-- START OF Data for the task --
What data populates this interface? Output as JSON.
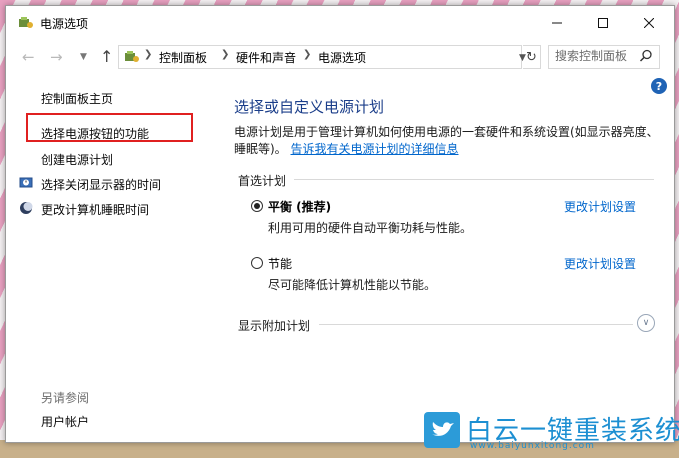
{
  "window": {
    "title": "电源选项"
  },
  "nav": {
    "breadcrumb": [
      "控制面板",
      "硬件和声音",
      "电源选项"
    ],
    "search_placeholder": "搜索控制面板"
  },
  "sidebar": {
    "items": [
      {
        "label": "控制面板主页"
      },
      {
        "label": "选择电源按钮的功能"
      },
      {
        "label": "创建电源计划"
      },
      {
        "label": "选择关闭显示器的时间"
      },
      {
        "label": "更改计算机睡眠时间"
      }
    ],
    "see_also_label": "另请参阅",
    "see_also_items": [
      {
        "label": "用户帐户"
      }
    ]
  },
  "main": {
    "title": "选择或自定义电源计划",
    "description": "电源计划是用于管理计算机如何使用电源的一套硬件和系统设置(如显示器亮度、睡眠等)。",
    "description_link": "告诉我有关电源计划的详细信息",
    "preferred_label": "首选计划",
    "plans": [
      {
        "name": "平衡 (推荐)",
        "description": "利用可用的硬件自动平衡功耗与性能。",
        "link": "更改计划设置",
        "selected": true
      },
      {
        "name": "节能",
        "description": "尽可能降低计算机性能以节能。",
        "link": "更改计划设置",
        "selected": false
      }
    ],
    "additional_label": "显示附加计划"
  },
  "watermark": {
    "brand": "白云一键重装系统",
    "url": "www.baiyunxitong.com"
  },
  "colors": {
    "title_blue": "#1b3e8a",
    "link_blue": "#0066cc",
    "highlight_red": "#e02020"
  }
}
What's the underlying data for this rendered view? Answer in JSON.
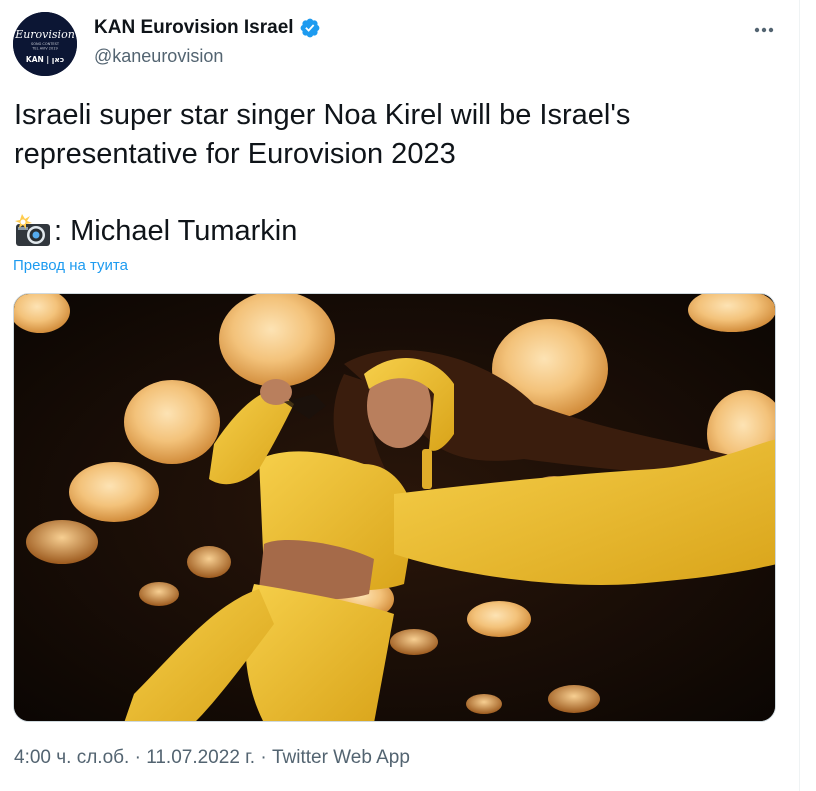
{
  "tweet": {
    "author": {
      "display_name": "KAN Eurovision Israel",
      "handle": "@kaneurovision",
      "verified": true,
      "avatar": {
        "logo_text": "Eurovision",
        "sub_text_1": "SONG CONTEST",
        "sub_text_2": "TEL AVIV 2019",
        "brand_text": "KAN | כאן"
      }
    },
    "text": "Israeli super star singer Noa Kirel will be Israel's\nrepresentative for Eurovision 2023",
    "credit": ": Michael Tumarkin",
    "credit_icon": "camera-flash-icon",
    "translate_label": "Превод на туита",
    "media": {
      "type": "photo",
      "colors": {
        "background": "#120a04",
        "outfit": "#f2c232",
        "lamp": "#f3c27a"
      }
    },
    "meta": {
      "time": "4:00 ч. сл.об.",
      "separator_1": " · ",
      "date": "11.07.2022 г.",
      "separator_2": " · ",
      "app": "Twitter Web App"
    }
  },
  "colors": {
    "text_primary": "#0f1419",
    "text_secondary": "#536471",
    "link": "#1d9bf0",
    "verified": "#1d9bf0"
  }
}
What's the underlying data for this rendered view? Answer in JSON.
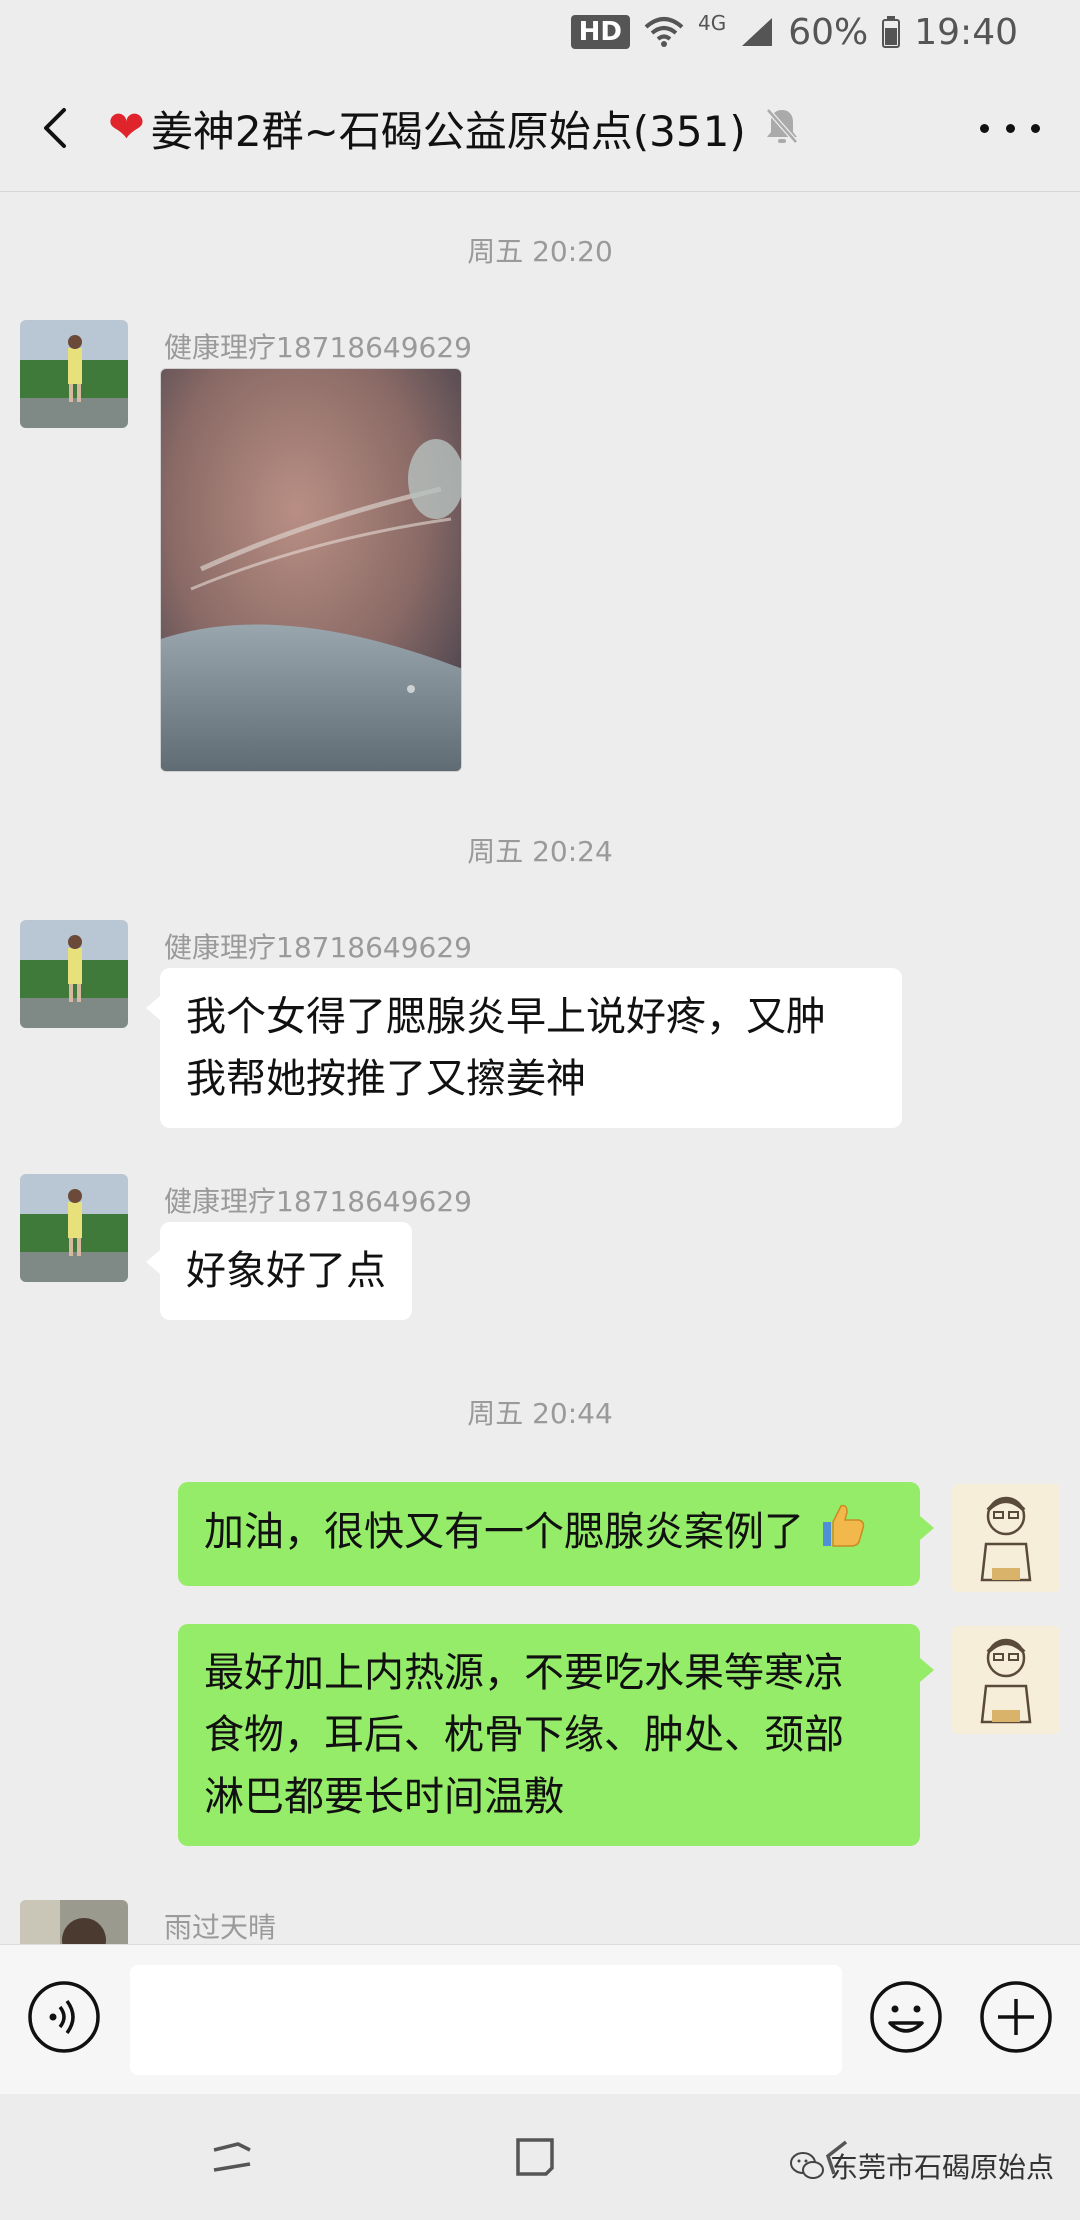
{
  "status_bar": {
    "hd": "HD",
    "network": "4G",
    "battery": "60%",
    "time": "19:40"
  },
  "header": {
    "title": "姜神2群~石碣公益原始点(351)",
    "heart_icon": "heart-icon",
    "muted": true
  },
  "messages": {
    "time1": "周五 20:20",
    "sender1": "健康理疗18718649629",
    "time2": "周五 20:24",
    "sender2": "健康理疗18718649629",
    "text2_line1": "我个女得了腮腺炎早上说好疼，又肿",
    "text2_line2": "我帮她按推了又擦姜神",
    "sender3": "健康理疗18718649629",
    "text3": "好象好了点",
    "time3": "周五 20:44",
    "text4": "加油，很快又有一个腮腺炎案例了",
    "text5_line1": "最好加上内热源，不要吃水果等寒凉",
    "text5_line2": "食物，耳后、枕骨下缘、肿处、颈部",
    "text5_line3": "淋巴都要长时间温敷",
    "sender6": "雨过天晴"
  },
  "input": {
    "placeholder": ""
  },
  "watermark": {
    "text": "东莞市石碣原始点"
  },
  "colors": {
    "background": "#ededed",
    "bubble_green": "#95ec69",
    "bubble_white": "#ffffff"
  }
}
-- END OF Data for the task --
Repeat the material verbatim. Do not carry over any picture.

- Solution for this task:
What data populates this interface? Output as JSON.
{
  "window": {
    "title": "电源选项"
  },
  "nav": {
    "breadcrumb": [
      "控制面板",
      "硬件和声音",
      "电源选项"
    ],
    "search_placeholder": "搜索控制面板"
  },
  "sidebar": {
    "items": [
      {
        "label": "控制面板主页"
      },
      {
        "label": "选择电源按钮的功能"
      },
      {
        "label": "创建电源计划"
      },
      {
        "label": "选择关闭显示器的时间"
      },
      {
        "label": "更改计算机睡眠时间"
      }
    ],
    "see_also_label": "另请参阅",
    "see_also_items": [
      {
        "label": "用户帐户"
      }
    ]
  },
  "main": {
    "title": "选择或自定义电源计划",
    "description": "电源计划是用于管理计算机如何使用电源的一套硬件和系统设置(如显示器亮度、睡眠等)。",
    "description_link": "告诉我有关电源计划的详细信息",
    "preferred_label": "首选计划",
    "plans": [
      {
        "name": "平衡 (推荐)",
        "description": "利用可用的硬件自动平衡功耗与性能。",
        "link": "更改计划设置",
        "selected": true
      },
      {
        "name": "节能",
        "description": "尽可能降低计算机性能以节能。",
        "link": "更改计划设置",
        "selected": false
      }
    ],
    "additional_label": "显示附加计划"
  },
  "watermark": {
    "brand": "白云一键重装系统",
    "url": "www.baiyunxitong.com"
  },
  "colors": {
    "title_blue": "#1b3e8a",
    "link_blue": "#0066cc",
    "highlight_red": "#e02020"
  }
}
What's the underlying data for this rendered view? Answer in JSON.
{
  "tweet": {
    "author": {
      "display_name": "KAN Eurovision Israel",
      "handle": "@kaneurovision",
      "verified": true,
      "avatar": {
        "logo_text": "Eurovision",
        "sub_text_1": "SONG CONTEST",
        "sub_text_2": "TEL AVIV 2019",
        "brand_text": "KAN | כאן"
      }
    },
    "text": "Israeli super star singer Noa Kirel will be Israel's\nrepresentative for Eurovision 2023",
    "credit": ": Michael Tumarkin",
    "credit_icon": "camera-flash-icon",
    "translate_label": "Превод на туита",
    "media": {
      "type": "photo",
      "colors": {
        "background": "#120a04",
        "outfit": "#f2c232",
        "lamp": "#f3c27a"
      }
    },
    "meta": {
      "time": "4:00 ч. сл.об.",
      "separator_1": " · ",
      "date": "11.07.2022 г.",
      "separator_2": " · ",
      "app": "Twitter Web App"
    }
  },
  "colors": {
    "text_primary": "#0f1419",
    "text_secondary": "#536471",
    "link": "#1d9bf0",
    "verified": "#1d9bf0"
  }
}
What's the underlying data for this rendered view? Answer in JSON.
{
  "status_bar": {
    "hd": "HD",
    "network": "4G",
    "battery": "60%",
    "time": "19:40"
  },
  "header": {
    "title": "姜神2群~石碣公益原始点(351)",
    "heart_icon": "heart-icon",
    "muted": true
  },
  "messages": {
    "time1": "周五 20:20",
    "sender1": "健康理疗18718649629",
    "time2": "周五 20:24",
    "sender2": "健康理疗18718649629",
    "text2_line1": "我个女得了腮腺炎早上说好疼，又肿",
    "text2_line2": "我帮她按推了又擦姜神",
    "sender3": "健康理疗18718649629",
    "text3": "好象好了点",
    "time3": "周五 20:44",
    "text4": "加油，很快又有一个腮腺炎案例了",
    "text5_line1": "最好加上内热源，不要吃水果等寒凉",
    "text5_line2": "食物，耳后、枕骨下缘、肿处、颈部",
    "text5_line3": "淋巴都要长时间温敷",
    "sender6": "雨过天晴"
  },
  "input": {
    "placeholder": ""
  },
  "watermark": {
    "text": "东莞市石碣原始点"
  },
  "colors": {
    "background": "#ededed",
    "bubble_green": "#95ec69",
    "bubble_white": "#ffffff"
  }
}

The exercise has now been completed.